# Provided data
-- begin --

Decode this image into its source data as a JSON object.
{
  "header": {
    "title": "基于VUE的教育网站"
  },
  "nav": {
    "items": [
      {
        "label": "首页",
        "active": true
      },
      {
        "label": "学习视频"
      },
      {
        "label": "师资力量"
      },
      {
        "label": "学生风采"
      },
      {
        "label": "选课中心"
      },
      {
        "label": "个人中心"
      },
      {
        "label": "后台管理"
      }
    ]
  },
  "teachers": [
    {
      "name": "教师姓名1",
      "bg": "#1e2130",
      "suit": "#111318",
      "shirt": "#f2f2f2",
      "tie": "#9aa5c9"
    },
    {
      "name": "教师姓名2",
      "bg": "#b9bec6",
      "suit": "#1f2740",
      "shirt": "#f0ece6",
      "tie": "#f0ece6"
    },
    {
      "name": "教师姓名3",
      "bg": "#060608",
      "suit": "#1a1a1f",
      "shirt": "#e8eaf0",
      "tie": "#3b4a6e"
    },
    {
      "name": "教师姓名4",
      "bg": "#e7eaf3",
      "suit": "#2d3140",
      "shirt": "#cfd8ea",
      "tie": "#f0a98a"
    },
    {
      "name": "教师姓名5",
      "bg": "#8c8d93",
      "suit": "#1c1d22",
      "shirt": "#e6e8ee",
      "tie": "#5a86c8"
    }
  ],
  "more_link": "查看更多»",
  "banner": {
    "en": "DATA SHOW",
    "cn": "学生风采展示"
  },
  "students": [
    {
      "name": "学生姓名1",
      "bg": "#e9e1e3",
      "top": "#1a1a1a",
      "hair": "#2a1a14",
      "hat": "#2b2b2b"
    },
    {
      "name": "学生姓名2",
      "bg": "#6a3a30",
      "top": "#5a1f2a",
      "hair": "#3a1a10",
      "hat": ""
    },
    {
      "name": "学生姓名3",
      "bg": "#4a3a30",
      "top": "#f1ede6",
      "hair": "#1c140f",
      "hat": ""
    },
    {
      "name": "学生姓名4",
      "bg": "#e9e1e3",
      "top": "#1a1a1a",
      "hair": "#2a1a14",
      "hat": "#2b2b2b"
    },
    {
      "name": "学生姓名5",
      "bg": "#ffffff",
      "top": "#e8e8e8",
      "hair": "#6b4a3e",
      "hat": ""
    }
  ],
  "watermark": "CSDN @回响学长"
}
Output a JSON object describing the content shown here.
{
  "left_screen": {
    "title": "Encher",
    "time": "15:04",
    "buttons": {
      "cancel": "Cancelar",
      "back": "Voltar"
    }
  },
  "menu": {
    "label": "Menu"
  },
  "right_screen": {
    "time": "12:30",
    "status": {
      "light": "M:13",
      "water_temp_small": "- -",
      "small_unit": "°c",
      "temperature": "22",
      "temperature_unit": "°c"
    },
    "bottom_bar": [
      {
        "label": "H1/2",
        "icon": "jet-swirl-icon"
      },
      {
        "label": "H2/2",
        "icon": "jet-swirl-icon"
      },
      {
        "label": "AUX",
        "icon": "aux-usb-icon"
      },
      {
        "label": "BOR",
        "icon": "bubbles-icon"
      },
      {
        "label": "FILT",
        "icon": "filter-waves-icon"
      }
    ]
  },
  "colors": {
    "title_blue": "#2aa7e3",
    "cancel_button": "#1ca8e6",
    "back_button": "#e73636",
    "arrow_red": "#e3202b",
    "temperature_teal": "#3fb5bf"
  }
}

-- end --

# Your goal
Whichever lines contain the string "icon", select and copy them.

# Solution to this problem
        "icon": "jet-swirl-icon"
        "icon": "jet-swirl-icon"
        "icon": "aux-usb-icon"
        "icon": "bubbles-icon"
        "icon": "filter-waves-icon"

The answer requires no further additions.